MATERIAL PROVIDED:
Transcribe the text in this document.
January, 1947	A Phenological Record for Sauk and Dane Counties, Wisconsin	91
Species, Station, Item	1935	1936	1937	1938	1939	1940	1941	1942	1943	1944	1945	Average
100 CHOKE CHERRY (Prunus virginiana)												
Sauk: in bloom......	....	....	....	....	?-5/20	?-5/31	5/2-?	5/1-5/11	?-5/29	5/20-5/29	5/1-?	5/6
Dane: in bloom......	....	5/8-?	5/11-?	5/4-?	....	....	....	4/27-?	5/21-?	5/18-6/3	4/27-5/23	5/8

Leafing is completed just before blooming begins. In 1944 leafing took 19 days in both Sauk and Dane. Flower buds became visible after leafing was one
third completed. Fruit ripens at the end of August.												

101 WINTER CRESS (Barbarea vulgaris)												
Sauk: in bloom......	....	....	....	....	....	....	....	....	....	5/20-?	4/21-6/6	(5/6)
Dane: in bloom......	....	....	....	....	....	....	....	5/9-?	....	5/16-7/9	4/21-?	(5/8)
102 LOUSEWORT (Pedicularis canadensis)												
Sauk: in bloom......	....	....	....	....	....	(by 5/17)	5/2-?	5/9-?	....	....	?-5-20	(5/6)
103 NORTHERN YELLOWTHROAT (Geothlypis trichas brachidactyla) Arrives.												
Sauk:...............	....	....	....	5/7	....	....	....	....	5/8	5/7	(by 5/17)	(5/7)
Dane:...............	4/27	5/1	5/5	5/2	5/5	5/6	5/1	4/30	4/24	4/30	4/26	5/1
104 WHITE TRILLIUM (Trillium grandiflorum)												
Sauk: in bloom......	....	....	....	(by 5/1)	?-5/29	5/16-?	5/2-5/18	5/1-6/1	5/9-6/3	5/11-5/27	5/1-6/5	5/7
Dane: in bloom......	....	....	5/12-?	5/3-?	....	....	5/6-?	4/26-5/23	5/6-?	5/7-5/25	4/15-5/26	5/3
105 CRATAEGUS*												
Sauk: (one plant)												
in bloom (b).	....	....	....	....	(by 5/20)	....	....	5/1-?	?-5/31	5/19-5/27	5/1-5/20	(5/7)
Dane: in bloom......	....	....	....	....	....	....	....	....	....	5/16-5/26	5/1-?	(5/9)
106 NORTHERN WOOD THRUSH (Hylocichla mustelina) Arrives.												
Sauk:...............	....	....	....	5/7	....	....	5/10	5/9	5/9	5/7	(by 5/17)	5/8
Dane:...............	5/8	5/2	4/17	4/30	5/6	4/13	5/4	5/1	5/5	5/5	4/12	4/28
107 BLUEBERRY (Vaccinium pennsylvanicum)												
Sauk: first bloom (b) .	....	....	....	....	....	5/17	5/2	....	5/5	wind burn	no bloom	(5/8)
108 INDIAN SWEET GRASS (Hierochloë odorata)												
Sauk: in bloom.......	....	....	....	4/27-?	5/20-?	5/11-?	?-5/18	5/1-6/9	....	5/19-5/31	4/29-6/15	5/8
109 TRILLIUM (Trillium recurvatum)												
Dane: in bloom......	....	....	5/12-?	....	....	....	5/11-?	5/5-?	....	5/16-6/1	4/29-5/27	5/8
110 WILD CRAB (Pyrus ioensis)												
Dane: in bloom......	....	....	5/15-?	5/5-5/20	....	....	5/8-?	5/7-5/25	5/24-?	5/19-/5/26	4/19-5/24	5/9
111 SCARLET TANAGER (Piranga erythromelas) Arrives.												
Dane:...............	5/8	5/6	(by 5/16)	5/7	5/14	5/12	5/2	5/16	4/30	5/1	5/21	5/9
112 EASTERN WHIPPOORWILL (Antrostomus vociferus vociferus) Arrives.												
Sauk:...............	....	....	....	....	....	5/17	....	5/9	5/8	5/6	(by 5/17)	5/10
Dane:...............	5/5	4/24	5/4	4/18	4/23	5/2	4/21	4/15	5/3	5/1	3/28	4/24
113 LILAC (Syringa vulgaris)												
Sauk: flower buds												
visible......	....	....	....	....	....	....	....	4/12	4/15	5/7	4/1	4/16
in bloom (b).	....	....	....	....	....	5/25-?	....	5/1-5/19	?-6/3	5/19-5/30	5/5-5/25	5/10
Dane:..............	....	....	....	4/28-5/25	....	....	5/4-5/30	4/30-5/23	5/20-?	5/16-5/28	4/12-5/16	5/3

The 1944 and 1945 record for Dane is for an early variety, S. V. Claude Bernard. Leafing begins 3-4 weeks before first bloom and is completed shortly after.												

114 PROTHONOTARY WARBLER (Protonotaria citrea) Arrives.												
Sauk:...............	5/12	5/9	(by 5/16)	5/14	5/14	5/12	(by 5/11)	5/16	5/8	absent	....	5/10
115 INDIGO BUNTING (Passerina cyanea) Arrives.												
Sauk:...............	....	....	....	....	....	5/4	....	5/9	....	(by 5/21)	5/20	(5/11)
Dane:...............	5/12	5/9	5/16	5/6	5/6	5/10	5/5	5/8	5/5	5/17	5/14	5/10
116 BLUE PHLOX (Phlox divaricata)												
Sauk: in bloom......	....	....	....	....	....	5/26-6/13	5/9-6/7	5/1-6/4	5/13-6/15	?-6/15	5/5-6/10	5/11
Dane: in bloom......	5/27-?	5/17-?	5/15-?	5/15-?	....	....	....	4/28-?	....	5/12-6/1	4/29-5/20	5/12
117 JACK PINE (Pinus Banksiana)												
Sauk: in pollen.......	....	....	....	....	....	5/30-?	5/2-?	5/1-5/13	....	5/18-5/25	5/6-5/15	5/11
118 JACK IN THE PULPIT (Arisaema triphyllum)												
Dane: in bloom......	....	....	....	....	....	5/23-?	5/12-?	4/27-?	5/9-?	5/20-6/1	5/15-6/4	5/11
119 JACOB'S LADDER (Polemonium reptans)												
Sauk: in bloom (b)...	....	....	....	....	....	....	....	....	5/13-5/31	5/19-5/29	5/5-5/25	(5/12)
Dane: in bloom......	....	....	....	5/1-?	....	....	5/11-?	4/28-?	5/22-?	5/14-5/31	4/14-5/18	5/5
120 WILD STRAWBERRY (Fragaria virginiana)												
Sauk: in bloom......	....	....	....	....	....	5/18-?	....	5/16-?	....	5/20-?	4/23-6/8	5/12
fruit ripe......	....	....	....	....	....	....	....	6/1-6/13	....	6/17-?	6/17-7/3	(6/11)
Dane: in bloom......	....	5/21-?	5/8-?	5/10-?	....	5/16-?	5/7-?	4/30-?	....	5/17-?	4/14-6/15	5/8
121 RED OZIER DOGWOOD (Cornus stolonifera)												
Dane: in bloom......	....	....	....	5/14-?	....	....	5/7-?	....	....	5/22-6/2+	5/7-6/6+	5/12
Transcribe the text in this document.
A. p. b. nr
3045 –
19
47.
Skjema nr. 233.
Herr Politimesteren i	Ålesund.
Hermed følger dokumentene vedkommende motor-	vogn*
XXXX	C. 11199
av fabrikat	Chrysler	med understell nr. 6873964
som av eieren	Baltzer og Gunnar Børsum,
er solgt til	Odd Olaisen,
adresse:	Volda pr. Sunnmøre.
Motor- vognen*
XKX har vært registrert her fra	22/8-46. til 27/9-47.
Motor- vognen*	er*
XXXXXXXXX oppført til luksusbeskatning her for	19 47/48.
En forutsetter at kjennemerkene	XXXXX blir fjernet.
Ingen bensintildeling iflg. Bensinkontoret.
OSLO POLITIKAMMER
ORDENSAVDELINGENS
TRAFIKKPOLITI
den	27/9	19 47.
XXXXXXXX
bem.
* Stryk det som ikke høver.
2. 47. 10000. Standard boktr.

REQUIRED WORK:
Exactly reproduce every record.

ANSWER TO THIS TASK:
Transcribe the text in this document.
January, 1947	A Phenological Record for Sauk and Dane Counties, Wisconsin	91
Species, Station, Item	1935	1936	1937	1938	1939	1940	1941	1942	1943	1944	1945	Average
100 CHOKE CHERRY (Prunus virginiana)												
Sauk: in bloom......	....	....	....	....	?-5/20	?-5/31	5/2-?	5/1-5/11	?-5/29	5/20-5/29	5/1-?	5/6
Dane: in bloom......	....	5/8-?	5/11-?	5/4-?	....	....	....	4/27-?	5/21-?	5/18-6/3	4/27-5/23	5/8

Leafing is completed just before blooming begins. In 1944 leafing took 19 days in both Sauk and Dane. Flower buds became visible after leafing was one
third completed. Fruit ripens at the end of August.												

101 WINTER CRESS (Barbarea vulgaris)												
Sauk: in bloom......	....	....	....	....	....	....	....	....	....	5/20-?	4/21-6/6	(5/6)
Dane: in bloom......	....	....	....	....	....	....	....	5/9-?	....	5/16-7/9	4/21-?	(5/8)
102 LOUSEWORT (Pedicularis canadensis)												
Sauk: in bloom......	....	....	....	....	....	(by 5/17)	5/2-?	5/9-?	....	....	?-5-20	(5/6)
103 NORTHERN YELLOWTHROAT (Geothlypis trichas brachidactyla) Arrives.												
Sauk:...............	....	....	....	5/7	....	....	....	....	5/8	5/7	(by 5/17)	(5/7)
Dane:...............	4/27	5/1	5/5	5/2	5/5	5/6	5/1	4/30	4/24	4/30	4/26	5/1
104 WHITE TRILLIUM (Trillium grandiflorum)												
Sauk: in bloom......	....	....	....	(by 5/1)	?-5/29	5/16-?	5/2-5/18	5/1-6/1	5/9-6/3	5/11-5/27	5/1-6/5	5/7
Dane: in bloom......	....	....	5/12-?	5/3-?	....	....	5/6-?	4/26-5/23	5/6-?	5/7-5/25	4/15-5/26	5/3
105 CRATAEGUS*												
Sauk: (one plant)												
in bloom (b).	....	....	....	....	(by 5/20)	....	....	5/1-?	?-5/31	5/19-5/27	5/1-5/20	(5/7)
Dane: in bloom......	....	....	....	....	....	....	....	....	....	5/16-5/26	5/1-?	(5/9)
106 NORTHERN WOOD THRUSH (Hylocichla mustelina) Arrives.												
Sauk:...............	....	....	....	5/7	....	....	5/10	5/9	5/9	5/7	(by 5/17)	5/8
Dane:...............	5/8	5/2	4/17	4/30	5/6	4/13	5/4	5/1	5/5	5/5	4/12	4/28
107 BLUEBERRY (Vaccinium pennsylvanicum)												
Sauk: first bloom (b) .	....	....	....	....	....	5/17	5/2	....	5/5	wind burn	no bloom	(5/8)
108 INDIAN SWEET GRASS (Hierochloë odorata)												
Sauk: in bloom.......	....	....	....	4/27-?	5/20-?	5/11-?	?-5/18	5/1-6/9	....	5/19-5/31	4/29-6/15	5/8
109 TRILLIUM (Trillium recurvatum)												
Dane: in bloom......	....	....	5/12-?	....	....	....	5/11-?	5/5-?	....	5/16-6/1	4/29-5/27	5/8
110 WILD CRAB (Pyrus ioensis)												
Dane: in bloom......	....	....	5/15-?	5/5-5/20	....	....	5/8-?	5/7-5/25	5/24-?	5/19-/5/26	4/19-5/24	5/9
111 SCARLET TANAGER (Piranga erythromelas) Arrives.												
Dane:...............	5/8	5/6	(by 5/16)	5/7	5/14	5/12	5/2	5/16	4/30	5/1	5/21	5/9
112 EASTERN WHIPPOORWILL (Antrostomus vociferus vociferus) Arrives.												
Sauk:...............	....	....	....	....	....	5/17	....	5/9	5/8	5/6	(by 5/17)	5/10
Dane:...............	5/5	4/24	5/4	4/18	4/23	5/2	4/21	4/15	5/3	5/1	3/28	4/24
113 LILAC (Syringa vulgaris)												
Sauk: flower buds												
visible......	....	....	....	....	....	....	....	4/12	4/15	5/7	4/1	4/16
in bloom (b).	....	....	....	....	....	5/25-?	....	5/1-5/19	?-6/3	5/19-5/30	5/5-5/25	5/10
Dane:..............	....	....	....	4/28-5/25	....	....	5/4-5/30	4/30-5/23	5/20-?	5/16-5/28	4/12-5/16	5/3

The 1944 and 1945 record for Dane is for an early variety, S. V. Claude Bernard. Leafing begins 3-4 weeks before first bloom and is completed shortly after.												

114 PROTHONOTARY WARBLER (Protonotaria citrea) Arrives.												
Sauk:...............	5/12	5/9	(by 5/16)	5/14	5/14	5/12	(by 5/11)	5/16	5/8	absent	....	5/10
115 INDIGO BUNTING (Passerina cyanea) Arrives.												
Sauk:...............	....	....	....	....	....	5/4	....	5/9	....	(by 5/21)	5/20	(5/11)
Dane:...............	5/12	5/9	5/16	5/6	5/6	5/10	5/5	5/8	5/5	5/17	5/14	5/10
116 BLUE PHLOX (Phlox divaricata)												
Sauk: in bloom......	....	....	....	....	....	5/26-6/13	5/9-6/7	5/1-6/4	5/13-6/15	?-6/15	5/5-6/10	5/11
Dane: in bloom......	5/27-?	5/17-?	5/15-?	5/15-?	....	....	....	4/28-?	....	5/12-6/1	4/29-5/20	5/12
117 JACK PINE (Pinus Banksiana)												
Sauk: in pollen.......	....	....	....	....	....	5/30-?	5/2-?	5/1-5/13	....	5/18-5/25	5/6-5/15	5/11
118 JACK IN THE PULPIT (Arisaema triphyllum)												
Dane: in bloom......	....	....	....	....	....	5/23-?	5/12-?	4/27-?	5/9-?	5/20-6/1	5/15-6/4	5/11
119 JACOB'S LADDER (Polemonium reptans)												
Sauk: in bloom (b)...	....	....	....	....	....	....	....	....	5/13-5/31	5/19-5/29	5/5-5/25	(5/12)
Dane: in bloom......	....	....	....	5/1-?	....	....	5/11-?	4/28-?	5/22-?	5/14-5/31	4/14-5/18	5/5
120 WILD STRAWBERRY (Fragaria virginiana)												
Sauk: in bloom......	....	....	....	....	....	5/18-?	....	5/16-?	....	5/20-?	4/23-6/8	5/12
fruit ripe......	....	....	....	....	....	....	....	6/1-6/13	....	6/17-?	6/17-7/3	(6/11)
Dane: in bloom......	....	5/21-?	5/8-?	5/10-?	....	5/16-?	5/7-?	4/30-?	....	5/17-?	4/14-6/15	5/8
121 RED OZIER DOGWOOD (Cornus stolonifera)												
Dane: in bloom......	....	....	....	5/14-?	....	....	5/7-?	....	....	5/22-6/2+	5/7-6/6+	5/12
Transcribe the text in this document.
A. p. b. nr
3045 –
19
47.
Skjema nr. 233.
Herr Politimesteren i	Ålesund.
Hermed følger dokumentene vedkommende motor-	vogn*
XXXX	C. 11199
av fabrikat	Chrysler	med understell nr. 6873964
som av eieren	Baltzer og Gunnar Børsum,
er solgt til	Odd Olaisen,
adresse:	Volda pr. Sunnmøre.
Motor- vognen*
XKX har vært registrert her fra	22/8-46. til 27/9-47.
Motor- vognen*	er*
XXXXXXXXX oppført til luksusbeskatning her for	19 47/48.
En forutsetter at kjennemerkene	XXXXX blir fjernet.
Ingen bensintildeling iflg. Bensinkontoret.
OSLO POLITIKAMMER
ORDENSAVDELINGENS
TRAFIKKPOLITI
den	27/9	19 47.
XXXXXXXX
bem.
* Stryk det som ikke høver.
2. 47. 10000. Standard boktr.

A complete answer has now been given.